>> begin

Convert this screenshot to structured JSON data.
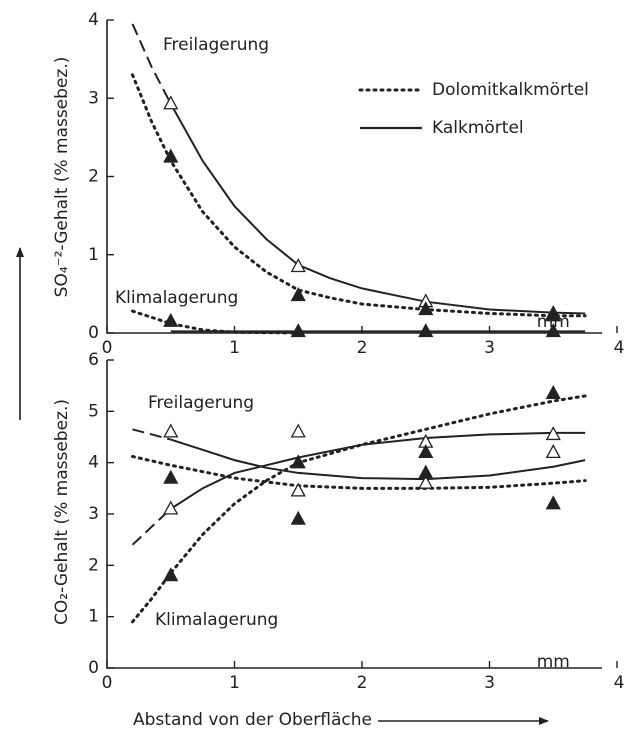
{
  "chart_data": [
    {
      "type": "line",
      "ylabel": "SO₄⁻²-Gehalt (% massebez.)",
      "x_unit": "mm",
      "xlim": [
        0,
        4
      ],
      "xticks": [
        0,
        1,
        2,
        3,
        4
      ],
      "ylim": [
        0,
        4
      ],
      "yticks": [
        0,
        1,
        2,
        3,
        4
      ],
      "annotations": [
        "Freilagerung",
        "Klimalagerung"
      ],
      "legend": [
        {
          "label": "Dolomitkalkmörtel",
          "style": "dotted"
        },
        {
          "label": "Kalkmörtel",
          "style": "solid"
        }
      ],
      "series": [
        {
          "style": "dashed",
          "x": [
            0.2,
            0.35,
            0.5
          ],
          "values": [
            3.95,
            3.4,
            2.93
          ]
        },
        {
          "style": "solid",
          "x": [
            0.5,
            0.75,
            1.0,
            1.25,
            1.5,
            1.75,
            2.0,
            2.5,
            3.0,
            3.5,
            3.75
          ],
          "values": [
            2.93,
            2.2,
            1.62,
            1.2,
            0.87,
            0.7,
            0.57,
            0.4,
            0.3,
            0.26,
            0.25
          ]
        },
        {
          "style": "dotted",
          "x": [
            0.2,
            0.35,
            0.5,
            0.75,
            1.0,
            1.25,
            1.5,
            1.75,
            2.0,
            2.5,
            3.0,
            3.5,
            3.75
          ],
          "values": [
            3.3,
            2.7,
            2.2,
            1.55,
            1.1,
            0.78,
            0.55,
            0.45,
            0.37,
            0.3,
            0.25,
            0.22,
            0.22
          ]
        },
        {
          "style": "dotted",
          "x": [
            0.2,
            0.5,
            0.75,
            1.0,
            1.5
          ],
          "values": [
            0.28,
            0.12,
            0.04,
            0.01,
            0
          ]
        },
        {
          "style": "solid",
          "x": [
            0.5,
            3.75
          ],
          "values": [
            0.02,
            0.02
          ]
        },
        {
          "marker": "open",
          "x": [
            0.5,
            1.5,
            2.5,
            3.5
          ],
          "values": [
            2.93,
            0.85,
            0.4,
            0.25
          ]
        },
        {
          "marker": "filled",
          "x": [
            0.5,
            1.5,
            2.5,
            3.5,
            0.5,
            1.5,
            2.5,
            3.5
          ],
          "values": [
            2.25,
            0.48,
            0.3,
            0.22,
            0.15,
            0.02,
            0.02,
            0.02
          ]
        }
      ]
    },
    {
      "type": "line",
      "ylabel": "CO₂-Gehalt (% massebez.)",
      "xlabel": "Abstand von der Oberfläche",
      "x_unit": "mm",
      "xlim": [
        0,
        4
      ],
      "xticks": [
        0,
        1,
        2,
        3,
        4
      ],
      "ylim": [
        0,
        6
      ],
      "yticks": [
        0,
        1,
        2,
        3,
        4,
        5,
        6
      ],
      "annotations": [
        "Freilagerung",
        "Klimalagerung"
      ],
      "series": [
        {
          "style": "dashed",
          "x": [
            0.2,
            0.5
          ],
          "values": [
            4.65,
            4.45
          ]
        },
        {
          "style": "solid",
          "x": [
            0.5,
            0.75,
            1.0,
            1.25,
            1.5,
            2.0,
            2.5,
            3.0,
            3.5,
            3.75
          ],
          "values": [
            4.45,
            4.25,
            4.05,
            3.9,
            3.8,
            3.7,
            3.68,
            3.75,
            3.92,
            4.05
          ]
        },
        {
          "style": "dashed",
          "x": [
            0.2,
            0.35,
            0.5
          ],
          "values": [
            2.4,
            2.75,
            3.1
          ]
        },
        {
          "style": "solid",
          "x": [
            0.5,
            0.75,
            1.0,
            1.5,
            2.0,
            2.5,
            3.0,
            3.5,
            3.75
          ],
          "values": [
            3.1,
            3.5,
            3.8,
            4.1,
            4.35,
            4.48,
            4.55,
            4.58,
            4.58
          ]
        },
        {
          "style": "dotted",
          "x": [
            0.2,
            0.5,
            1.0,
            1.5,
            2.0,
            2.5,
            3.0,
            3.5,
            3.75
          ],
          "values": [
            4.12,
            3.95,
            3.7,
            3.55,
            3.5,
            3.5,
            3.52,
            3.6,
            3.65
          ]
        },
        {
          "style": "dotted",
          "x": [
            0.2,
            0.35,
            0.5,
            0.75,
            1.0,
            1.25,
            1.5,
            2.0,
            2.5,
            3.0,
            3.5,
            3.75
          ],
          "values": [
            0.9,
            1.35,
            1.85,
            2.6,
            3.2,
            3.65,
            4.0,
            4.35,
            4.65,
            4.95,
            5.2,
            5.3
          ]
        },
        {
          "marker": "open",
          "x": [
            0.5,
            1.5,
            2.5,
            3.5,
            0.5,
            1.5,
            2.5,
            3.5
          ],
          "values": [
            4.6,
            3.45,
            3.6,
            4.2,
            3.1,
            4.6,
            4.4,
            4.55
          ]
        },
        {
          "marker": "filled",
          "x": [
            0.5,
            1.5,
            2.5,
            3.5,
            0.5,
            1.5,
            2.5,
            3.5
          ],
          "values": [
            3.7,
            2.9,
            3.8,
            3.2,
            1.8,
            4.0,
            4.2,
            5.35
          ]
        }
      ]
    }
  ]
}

>> end
>> begin

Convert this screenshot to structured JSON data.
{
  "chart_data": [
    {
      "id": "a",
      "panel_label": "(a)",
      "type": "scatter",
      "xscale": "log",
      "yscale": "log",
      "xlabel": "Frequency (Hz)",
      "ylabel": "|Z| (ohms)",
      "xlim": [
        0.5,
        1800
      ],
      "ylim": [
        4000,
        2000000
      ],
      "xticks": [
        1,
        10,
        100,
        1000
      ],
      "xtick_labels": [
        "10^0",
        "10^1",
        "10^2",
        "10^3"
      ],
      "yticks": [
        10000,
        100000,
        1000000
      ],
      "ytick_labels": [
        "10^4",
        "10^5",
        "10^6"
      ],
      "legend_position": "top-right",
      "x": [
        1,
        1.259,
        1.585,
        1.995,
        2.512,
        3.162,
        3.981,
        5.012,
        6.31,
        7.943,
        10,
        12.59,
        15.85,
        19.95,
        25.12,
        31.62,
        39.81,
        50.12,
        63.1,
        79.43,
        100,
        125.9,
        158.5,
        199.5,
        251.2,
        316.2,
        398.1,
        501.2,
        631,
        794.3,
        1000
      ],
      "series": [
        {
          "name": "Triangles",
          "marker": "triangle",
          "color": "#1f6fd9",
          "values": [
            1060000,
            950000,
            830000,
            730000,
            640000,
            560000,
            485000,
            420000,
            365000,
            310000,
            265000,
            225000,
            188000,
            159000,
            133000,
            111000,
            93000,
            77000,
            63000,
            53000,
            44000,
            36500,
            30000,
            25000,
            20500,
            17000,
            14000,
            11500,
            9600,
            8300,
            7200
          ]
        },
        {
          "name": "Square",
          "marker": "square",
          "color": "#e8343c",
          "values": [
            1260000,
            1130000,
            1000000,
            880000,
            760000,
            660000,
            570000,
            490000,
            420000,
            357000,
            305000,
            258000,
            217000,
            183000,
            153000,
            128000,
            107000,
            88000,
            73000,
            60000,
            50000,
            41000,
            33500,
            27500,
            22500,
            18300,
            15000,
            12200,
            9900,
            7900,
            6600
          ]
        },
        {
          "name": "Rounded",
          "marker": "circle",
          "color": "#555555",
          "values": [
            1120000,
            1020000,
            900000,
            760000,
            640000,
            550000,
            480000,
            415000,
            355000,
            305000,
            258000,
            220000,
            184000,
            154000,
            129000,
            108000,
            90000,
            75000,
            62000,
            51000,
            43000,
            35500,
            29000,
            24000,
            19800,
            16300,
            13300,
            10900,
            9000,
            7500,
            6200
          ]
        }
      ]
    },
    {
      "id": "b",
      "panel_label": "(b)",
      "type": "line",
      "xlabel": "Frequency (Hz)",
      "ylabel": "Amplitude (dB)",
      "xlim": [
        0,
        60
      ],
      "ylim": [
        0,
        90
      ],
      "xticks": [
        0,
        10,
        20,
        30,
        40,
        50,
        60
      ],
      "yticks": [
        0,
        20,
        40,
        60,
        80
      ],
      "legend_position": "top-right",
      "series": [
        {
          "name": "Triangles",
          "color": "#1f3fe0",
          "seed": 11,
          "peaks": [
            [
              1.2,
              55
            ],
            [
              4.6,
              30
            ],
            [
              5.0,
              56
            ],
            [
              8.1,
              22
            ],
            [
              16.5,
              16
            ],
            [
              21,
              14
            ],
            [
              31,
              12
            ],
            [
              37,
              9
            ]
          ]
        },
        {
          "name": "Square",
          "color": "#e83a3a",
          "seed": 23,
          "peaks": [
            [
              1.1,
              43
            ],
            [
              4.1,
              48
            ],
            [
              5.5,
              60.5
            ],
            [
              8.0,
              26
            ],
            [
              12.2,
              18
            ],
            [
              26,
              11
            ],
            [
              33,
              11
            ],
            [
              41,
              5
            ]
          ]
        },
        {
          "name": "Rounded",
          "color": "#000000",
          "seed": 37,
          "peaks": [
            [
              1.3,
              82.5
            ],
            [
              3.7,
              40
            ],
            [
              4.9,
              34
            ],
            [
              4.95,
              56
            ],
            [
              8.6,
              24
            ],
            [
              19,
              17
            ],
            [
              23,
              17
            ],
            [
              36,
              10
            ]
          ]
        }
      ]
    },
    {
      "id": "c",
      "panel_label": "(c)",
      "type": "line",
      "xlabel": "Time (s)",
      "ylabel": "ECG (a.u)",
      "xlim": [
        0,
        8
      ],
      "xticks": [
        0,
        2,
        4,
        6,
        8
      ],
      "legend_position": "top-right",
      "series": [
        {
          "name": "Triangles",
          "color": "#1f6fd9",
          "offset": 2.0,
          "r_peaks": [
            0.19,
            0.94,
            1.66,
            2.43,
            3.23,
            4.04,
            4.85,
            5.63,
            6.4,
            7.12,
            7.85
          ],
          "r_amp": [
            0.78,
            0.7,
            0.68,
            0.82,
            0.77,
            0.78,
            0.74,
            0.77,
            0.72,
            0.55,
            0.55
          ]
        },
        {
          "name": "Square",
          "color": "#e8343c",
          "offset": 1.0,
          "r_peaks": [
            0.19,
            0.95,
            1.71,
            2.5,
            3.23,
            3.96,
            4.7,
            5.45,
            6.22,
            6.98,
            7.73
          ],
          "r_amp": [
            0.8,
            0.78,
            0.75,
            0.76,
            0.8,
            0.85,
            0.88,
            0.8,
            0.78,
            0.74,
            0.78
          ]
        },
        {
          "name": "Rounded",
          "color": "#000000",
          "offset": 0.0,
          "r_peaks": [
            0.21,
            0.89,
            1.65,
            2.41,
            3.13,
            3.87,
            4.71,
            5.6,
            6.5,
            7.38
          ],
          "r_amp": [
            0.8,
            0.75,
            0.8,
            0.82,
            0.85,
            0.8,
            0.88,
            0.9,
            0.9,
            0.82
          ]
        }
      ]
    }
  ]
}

>> end
>> begin

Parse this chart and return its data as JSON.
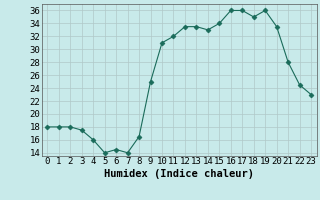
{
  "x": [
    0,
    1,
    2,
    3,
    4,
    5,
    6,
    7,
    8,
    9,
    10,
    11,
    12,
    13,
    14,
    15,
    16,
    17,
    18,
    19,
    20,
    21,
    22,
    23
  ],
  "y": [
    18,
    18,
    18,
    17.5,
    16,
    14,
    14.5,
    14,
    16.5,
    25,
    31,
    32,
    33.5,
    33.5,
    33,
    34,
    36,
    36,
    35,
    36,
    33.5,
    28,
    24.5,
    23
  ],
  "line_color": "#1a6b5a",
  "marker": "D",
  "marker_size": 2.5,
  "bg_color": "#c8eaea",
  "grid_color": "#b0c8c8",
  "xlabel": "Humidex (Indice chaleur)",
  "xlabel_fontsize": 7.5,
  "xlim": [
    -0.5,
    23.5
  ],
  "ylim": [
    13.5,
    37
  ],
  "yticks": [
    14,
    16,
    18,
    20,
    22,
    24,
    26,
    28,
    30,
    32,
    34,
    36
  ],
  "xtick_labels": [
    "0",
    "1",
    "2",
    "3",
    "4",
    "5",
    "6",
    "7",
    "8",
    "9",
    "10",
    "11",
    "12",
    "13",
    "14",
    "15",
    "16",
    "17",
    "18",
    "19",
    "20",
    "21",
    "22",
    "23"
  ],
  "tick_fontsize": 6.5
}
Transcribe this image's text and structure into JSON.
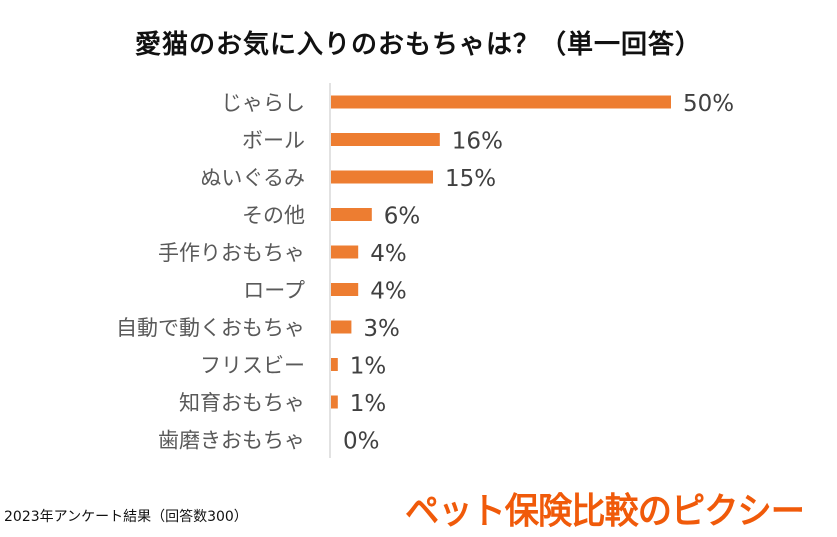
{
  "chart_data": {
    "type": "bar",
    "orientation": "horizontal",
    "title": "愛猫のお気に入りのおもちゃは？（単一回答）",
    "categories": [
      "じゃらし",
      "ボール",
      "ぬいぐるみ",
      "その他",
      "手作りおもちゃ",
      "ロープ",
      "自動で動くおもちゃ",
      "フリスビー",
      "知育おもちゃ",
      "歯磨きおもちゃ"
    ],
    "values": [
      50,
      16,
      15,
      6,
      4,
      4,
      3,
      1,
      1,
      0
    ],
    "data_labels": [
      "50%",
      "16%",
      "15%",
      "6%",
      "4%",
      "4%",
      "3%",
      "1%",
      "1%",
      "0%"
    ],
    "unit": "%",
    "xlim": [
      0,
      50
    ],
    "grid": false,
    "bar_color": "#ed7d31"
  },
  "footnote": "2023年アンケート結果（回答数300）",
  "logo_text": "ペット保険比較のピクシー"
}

>> end

» **Exercise goal**
Among the records above, find each line holding the string "ylabel" and pull it out.

» **Complete response**
      "ylabel": "SO₄⁻²-Gehalt (% massebez.)",
      "ylabel": "CO₂-Gehalt (% massebez.)",
      "ylabel": "|Z| (ohms)",
      "ylabel": "Amplitude (dB)",
      "ylabel": "ECG (a.u)",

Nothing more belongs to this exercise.